■ Supplied entries

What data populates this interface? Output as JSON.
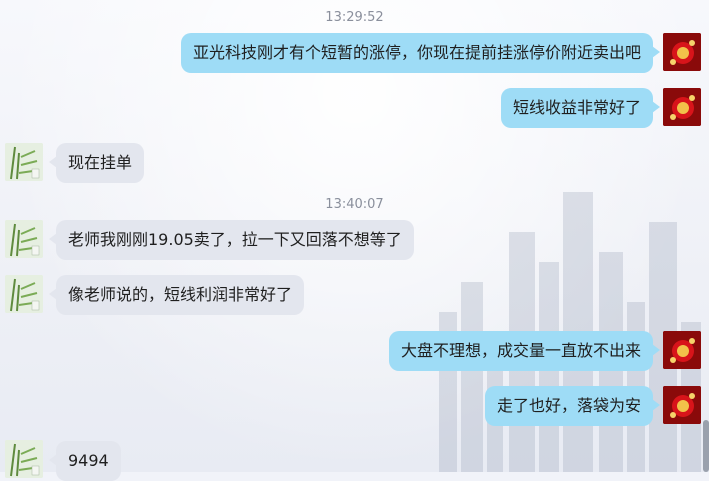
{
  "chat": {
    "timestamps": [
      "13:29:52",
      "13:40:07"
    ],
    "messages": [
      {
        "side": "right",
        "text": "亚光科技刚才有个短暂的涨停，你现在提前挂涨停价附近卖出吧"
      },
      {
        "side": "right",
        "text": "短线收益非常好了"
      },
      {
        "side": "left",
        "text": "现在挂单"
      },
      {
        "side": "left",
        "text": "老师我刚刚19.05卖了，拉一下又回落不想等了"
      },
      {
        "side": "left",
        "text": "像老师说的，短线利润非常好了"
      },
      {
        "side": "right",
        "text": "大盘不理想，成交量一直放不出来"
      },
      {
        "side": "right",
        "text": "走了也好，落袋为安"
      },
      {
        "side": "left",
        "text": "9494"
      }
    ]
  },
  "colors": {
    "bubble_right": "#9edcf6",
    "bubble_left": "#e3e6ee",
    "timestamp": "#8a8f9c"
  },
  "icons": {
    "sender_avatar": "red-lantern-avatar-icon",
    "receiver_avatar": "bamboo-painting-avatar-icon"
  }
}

==

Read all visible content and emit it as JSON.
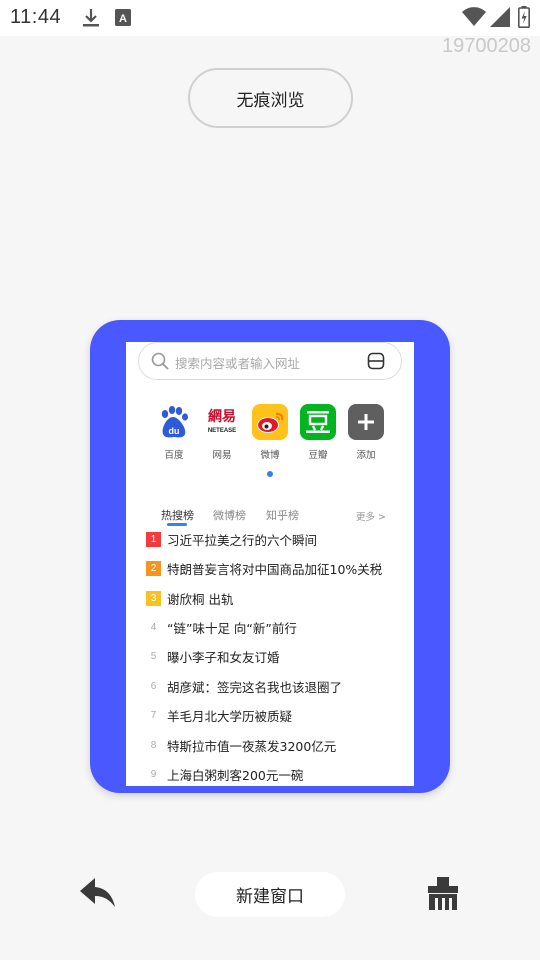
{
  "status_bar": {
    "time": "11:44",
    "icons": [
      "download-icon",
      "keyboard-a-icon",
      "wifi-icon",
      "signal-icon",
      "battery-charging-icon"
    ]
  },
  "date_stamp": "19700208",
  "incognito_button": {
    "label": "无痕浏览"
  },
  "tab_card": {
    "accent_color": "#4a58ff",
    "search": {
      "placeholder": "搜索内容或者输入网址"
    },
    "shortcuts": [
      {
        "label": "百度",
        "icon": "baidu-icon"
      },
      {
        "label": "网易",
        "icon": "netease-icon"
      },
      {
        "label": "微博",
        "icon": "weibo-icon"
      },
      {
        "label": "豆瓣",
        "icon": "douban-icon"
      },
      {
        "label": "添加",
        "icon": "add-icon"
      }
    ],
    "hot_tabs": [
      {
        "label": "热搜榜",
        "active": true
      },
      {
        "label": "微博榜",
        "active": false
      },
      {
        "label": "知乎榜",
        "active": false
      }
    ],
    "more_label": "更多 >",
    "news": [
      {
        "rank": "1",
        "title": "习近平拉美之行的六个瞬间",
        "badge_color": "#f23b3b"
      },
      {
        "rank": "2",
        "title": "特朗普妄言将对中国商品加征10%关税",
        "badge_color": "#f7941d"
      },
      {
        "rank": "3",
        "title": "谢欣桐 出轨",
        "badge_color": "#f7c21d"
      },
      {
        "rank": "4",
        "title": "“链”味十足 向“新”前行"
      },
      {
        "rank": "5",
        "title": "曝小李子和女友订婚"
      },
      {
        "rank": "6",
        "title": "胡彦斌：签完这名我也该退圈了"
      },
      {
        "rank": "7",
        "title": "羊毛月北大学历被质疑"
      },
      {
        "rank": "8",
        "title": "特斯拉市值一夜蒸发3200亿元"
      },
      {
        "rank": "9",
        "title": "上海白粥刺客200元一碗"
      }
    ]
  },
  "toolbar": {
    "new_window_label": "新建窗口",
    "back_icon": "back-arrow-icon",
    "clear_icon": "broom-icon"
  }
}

--

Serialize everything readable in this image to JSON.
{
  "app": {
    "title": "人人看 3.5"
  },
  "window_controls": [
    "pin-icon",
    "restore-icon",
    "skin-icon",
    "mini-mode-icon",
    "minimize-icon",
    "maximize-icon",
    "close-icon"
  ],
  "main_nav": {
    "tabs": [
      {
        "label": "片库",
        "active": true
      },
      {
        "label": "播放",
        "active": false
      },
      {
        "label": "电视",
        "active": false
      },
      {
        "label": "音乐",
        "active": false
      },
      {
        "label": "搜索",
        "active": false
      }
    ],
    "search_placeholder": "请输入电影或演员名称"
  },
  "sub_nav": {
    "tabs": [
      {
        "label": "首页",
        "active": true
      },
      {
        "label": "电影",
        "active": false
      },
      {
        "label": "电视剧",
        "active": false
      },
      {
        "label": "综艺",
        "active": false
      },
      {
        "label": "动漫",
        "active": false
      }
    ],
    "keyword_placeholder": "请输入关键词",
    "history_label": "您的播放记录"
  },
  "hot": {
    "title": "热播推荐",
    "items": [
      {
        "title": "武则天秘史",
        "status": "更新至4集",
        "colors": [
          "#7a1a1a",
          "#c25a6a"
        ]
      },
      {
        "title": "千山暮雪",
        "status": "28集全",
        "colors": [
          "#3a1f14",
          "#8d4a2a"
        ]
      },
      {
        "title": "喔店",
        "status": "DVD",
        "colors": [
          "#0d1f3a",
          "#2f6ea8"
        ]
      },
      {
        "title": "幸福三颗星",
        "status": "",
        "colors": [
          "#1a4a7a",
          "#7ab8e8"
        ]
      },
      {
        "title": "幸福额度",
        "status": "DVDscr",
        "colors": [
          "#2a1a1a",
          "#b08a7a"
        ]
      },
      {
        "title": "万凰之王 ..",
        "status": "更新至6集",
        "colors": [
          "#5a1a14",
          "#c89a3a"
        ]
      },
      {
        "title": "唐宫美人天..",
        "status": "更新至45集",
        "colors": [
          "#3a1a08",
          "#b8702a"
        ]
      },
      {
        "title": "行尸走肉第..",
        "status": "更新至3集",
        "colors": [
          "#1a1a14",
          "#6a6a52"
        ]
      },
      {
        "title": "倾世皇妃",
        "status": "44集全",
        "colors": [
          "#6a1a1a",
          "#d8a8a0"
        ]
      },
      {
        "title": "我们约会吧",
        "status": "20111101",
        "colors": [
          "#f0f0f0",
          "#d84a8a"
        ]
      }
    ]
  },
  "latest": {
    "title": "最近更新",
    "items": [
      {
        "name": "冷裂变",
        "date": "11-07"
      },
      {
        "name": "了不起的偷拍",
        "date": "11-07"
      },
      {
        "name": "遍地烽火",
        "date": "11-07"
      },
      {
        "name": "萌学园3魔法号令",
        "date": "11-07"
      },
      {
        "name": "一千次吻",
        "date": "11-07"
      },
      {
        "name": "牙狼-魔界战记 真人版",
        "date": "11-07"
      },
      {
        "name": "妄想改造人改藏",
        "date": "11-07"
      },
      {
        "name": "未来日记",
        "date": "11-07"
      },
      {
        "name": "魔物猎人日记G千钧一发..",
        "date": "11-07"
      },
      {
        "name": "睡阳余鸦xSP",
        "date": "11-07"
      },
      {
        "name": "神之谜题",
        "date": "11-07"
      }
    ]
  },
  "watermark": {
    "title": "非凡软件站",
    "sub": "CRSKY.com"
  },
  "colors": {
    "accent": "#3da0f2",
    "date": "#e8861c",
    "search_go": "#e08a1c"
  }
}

■ Problem statement
Return every line above that contains the word "text".

■ Response to the exercise
        "text": "亚光科技刚才有个短暂的涨停，你现在提前挂涨停价附近卖出吧"
        "text": "短线收益非常好了"
        "text": "现在挂单"
        "text": "老师我刚刚19.05卖了，拉一下又回落不想等了"
        "text": "像老师说的，短线利润非常好了"
        "text": "大盘不理想，成交量一直放不出来"
        "text": "走了也好，落袋为安"
        "text": "9494"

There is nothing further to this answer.